#### INPUT MATERIAL
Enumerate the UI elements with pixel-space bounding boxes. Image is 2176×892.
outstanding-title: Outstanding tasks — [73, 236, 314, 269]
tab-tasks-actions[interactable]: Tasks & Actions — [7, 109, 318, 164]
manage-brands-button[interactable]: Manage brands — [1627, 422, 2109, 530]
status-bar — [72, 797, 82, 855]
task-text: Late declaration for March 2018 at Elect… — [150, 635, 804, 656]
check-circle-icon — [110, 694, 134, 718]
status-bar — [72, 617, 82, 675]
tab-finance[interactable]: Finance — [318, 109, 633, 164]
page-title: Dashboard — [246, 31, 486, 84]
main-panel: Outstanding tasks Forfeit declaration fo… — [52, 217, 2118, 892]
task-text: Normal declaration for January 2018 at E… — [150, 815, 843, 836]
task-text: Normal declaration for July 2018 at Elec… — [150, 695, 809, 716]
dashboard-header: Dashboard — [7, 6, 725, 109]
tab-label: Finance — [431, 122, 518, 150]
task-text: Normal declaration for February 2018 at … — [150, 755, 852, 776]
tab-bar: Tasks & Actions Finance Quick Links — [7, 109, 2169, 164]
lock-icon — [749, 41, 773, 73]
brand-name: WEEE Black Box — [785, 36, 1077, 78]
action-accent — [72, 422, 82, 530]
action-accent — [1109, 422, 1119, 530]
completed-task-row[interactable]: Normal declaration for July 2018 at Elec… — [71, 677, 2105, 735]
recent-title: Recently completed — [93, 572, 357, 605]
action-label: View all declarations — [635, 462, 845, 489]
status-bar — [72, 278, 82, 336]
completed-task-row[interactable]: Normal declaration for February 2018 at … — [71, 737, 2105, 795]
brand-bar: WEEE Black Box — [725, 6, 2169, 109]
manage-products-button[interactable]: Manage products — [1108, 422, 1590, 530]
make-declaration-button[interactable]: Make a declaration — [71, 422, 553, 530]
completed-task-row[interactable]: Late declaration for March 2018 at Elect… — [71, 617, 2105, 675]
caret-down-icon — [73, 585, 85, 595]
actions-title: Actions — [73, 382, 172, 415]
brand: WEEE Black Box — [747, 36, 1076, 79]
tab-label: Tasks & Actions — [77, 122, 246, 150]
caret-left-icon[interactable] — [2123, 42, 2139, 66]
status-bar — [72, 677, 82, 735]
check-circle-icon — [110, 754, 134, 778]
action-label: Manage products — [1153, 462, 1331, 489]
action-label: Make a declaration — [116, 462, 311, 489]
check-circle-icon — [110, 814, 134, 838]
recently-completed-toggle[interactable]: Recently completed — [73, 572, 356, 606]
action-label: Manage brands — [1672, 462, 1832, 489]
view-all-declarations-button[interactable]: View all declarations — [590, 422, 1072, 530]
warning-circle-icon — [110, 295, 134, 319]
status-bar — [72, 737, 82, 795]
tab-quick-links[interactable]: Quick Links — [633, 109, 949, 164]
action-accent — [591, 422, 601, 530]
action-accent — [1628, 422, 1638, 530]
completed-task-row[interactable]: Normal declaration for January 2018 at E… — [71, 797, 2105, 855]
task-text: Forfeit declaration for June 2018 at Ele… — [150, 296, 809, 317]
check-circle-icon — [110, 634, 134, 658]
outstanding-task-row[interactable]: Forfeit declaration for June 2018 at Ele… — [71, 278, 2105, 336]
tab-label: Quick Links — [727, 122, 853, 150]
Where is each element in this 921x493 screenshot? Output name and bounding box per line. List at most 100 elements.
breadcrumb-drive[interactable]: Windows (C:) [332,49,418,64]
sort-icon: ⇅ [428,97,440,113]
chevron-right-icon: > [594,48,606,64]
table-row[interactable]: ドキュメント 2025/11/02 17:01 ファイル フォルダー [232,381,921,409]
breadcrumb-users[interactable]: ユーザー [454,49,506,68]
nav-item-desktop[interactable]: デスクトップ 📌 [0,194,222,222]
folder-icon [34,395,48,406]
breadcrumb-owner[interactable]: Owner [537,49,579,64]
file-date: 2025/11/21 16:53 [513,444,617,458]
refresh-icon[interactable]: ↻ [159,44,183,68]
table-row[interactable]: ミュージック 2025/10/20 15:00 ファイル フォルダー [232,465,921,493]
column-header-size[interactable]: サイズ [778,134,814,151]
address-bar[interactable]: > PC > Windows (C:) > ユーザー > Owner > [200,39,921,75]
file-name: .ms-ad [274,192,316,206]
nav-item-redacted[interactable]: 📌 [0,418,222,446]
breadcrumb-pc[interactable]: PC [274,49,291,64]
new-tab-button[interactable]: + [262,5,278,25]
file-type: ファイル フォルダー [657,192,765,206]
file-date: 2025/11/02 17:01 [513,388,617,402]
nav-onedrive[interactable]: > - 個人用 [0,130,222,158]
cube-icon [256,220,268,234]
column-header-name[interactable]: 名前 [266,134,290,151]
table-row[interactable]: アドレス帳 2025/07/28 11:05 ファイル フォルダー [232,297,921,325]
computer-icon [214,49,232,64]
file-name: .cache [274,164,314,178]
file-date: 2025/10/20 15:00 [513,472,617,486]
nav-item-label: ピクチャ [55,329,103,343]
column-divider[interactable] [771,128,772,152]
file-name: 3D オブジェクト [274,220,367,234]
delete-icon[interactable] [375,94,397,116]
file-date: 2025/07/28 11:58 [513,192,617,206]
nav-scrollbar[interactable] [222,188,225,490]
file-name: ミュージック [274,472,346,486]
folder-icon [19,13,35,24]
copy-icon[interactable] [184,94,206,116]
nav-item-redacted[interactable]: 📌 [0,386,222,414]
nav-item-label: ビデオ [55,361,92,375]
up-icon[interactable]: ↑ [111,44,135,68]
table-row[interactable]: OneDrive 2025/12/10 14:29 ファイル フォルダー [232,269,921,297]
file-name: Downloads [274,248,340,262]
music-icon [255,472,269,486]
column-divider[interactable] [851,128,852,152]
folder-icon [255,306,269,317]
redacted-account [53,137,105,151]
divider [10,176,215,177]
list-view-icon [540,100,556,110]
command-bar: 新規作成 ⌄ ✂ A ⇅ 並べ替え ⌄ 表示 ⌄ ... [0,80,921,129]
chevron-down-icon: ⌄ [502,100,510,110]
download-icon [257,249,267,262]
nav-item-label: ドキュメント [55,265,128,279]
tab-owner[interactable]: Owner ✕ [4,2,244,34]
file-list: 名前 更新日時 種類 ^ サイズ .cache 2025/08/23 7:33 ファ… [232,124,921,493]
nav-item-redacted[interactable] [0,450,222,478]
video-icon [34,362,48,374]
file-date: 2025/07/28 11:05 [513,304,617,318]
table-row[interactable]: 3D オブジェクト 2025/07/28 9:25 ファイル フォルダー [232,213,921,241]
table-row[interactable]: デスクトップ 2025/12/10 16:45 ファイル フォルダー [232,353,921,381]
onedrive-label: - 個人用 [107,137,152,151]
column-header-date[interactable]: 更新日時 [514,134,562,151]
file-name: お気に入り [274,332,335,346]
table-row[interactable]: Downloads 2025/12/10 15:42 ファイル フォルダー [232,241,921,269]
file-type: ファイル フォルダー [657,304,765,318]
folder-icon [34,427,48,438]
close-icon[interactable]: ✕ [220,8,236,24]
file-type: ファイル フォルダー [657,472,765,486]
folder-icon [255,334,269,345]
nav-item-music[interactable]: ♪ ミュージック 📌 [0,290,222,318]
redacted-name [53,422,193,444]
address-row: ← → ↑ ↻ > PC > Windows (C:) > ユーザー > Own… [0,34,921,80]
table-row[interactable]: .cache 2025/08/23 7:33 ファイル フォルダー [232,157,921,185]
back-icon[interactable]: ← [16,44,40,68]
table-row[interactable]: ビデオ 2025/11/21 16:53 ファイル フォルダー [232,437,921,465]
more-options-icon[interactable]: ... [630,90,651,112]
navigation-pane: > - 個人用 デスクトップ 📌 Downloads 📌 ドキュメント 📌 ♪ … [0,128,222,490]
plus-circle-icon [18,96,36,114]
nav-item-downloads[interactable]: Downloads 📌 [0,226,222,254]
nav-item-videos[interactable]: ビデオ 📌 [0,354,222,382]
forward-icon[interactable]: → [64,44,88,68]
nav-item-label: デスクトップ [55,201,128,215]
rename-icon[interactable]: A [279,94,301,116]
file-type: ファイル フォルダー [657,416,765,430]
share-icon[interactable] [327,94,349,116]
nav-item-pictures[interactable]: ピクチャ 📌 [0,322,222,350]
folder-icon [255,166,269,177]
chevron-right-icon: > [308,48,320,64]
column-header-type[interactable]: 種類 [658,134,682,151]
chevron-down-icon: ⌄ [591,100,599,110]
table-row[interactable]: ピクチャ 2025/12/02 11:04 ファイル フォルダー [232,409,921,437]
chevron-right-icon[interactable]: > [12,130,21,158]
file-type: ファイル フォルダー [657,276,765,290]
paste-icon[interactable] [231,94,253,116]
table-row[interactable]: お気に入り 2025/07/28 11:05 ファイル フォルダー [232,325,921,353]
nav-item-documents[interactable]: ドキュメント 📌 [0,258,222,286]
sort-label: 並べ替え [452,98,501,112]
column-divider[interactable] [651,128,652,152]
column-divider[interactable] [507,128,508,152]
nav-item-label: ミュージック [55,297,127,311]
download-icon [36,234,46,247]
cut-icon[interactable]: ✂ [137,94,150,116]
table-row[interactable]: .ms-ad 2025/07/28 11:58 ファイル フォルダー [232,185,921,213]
########
■ TASK GOAL:
Reproduce the data word for word, starting at the very beginning and ending with the line that contains "action-accent — [1109, 422, 1119, 530]", with both ends included.

■ EXERCISE RESULT:
Enumerate the UI elements with pixel-space bounding boxes. Image is 2176×892.
outstanding-title: Outstanding tasks — [73, 236, 314, 269]
tab-tasks-actions[interactable]: Tasks & Actions — [7, 109, 318, 164]
manage-brands-button[interactable]: Manage brands — [1627, 422, 2109, 530]
status-bar — [72, 797, 82, 855]
task-text: Late declaration for March 2018 at Elect… — [150, 635, 804, 656]
check-circle-icon — [110, 694, 134, 718]
status-bar — [72, 617, 82, 675]
tab-finance[interactable]: Finance — [318, 109, 633, 164]
page-title: Dashboard — [246, 31, 486, 84]
main-panel: Outstanding tasks Forfeit declaration fo… — [52, 217, 2118, 892]
task-text: Normal declaration for January 2018 at E… — [150, 815, 843, 836]
task-text: Normal declaration for July 2018 at Elec… — [150, 695, 809, 716]
dashboard-header: Dashboard — [7, 6, 725, 109]
tab-label: Finance — [431, 122, 518, 150]
task-text: Normal declaration for February 2018 at … — [150, 755, 852, 776]
tab-bar: Tasks & Actions Finance Quick Links — [7, 109, 2169, 164]
lock-icon — [749, 41, 773, 73]
brand-name: WEEE Black Box — [785, 36, 1077, 78]
action-accent — [72, 422, 82, 530]
action-accent — [1109, 422, 1119, 530]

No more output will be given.